╭─ MATERIAL PROVIDED

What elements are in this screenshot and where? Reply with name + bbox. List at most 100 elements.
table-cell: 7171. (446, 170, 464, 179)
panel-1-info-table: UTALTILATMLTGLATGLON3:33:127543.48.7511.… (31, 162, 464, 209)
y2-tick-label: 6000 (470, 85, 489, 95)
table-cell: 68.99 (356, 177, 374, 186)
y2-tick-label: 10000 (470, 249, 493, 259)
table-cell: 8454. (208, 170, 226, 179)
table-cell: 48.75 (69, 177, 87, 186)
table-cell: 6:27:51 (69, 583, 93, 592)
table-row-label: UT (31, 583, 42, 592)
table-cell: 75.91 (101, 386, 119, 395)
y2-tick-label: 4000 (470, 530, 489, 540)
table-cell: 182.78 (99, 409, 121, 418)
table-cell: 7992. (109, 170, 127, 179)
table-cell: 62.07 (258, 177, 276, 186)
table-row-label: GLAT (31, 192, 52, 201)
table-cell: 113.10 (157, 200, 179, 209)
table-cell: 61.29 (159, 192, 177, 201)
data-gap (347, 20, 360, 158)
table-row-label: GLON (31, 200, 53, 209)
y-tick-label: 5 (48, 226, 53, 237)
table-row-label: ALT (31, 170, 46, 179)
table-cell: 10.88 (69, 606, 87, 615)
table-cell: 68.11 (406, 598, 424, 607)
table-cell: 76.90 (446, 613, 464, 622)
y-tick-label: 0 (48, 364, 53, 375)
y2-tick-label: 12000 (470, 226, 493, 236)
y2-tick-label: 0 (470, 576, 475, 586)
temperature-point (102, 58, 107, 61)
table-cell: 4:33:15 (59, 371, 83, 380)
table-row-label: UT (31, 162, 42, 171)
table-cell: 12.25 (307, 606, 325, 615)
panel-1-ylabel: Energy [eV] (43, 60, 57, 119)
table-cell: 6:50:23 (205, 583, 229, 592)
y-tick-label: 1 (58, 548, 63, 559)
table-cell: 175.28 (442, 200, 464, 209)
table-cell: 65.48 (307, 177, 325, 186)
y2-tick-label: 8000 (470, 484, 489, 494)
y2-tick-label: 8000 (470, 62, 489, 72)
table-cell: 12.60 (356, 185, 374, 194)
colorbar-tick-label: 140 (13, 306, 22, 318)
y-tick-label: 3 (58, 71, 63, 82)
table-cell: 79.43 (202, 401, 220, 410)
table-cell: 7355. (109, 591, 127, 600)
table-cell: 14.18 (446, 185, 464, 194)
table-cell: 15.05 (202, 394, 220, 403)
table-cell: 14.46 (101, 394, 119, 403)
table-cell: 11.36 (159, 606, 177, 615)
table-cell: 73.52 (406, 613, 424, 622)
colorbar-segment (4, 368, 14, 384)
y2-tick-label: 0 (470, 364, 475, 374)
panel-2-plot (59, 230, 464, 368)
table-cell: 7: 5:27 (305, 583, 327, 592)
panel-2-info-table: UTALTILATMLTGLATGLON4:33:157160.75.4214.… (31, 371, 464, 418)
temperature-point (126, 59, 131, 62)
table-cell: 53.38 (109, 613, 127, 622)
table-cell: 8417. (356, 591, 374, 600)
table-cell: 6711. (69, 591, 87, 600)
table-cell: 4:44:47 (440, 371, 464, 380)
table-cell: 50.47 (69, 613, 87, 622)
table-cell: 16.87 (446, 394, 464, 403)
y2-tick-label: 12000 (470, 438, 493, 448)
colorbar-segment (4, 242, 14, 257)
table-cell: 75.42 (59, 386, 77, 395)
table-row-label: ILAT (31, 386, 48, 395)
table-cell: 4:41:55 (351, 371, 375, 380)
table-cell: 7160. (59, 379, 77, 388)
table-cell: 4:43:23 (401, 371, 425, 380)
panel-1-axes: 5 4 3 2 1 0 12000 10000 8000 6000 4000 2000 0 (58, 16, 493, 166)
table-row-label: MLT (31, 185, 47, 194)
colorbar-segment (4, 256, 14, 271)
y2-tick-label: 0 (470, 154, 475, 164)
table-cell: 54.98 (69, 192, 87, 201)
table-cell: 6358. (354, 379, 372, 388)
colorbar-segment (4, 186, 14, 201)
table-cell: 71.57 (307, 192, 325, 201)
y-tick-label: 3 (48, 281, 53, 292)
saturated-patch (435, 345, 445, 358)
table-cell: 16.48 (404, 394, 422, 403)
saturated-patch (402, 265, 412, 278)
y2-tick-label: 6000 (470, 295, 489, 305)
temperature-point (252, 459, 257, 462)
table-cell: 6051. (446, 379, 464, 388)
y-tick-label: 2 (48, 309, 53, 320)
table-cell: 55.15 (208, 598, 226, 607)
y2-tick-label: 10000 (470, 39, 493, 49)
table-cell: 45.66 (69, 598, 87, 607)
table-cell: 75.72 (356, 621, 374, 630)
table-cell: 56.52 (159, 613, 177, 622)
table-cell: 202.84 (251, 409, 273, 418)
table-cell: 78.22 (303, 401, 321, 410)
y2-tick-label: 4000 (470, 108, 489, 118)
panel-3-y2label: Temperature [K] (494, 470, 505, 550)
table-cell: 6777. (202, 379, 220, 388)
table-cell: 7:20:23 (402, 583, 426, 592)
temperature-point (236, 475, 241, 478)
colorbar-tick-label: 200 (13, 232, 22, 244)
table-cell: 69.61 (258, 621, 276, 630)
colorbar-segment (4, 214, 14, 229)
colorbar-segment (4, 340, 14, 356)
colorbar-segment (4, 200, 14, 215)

╰─

Locate every line in the entries above that contains the string "panel" and copy each one. Case counts.

*RESULT FOR THIS EXERCISE*
panel-1-info-table: UTALTILATMLTGLATGLON3:33:127543.48.7511.… (31, 162, 464, 209)
panel-1-ylabel: Energy [eV] (43, 60, 57, 119)
panel-2-plot (59, 230, 464, 368)
panel-2-info-table: UTALTILATMLTGLATGLON4:33:157160.75.4214.… (31, 371, 464, 418)
panel-1-axes: 5 4 3 2 1 0 12000 10000 8000 6000 4000 2000 0 (58, 16, 493, 166)
panel-3-y2label: Temperature [K] (494, 470, 505, 550)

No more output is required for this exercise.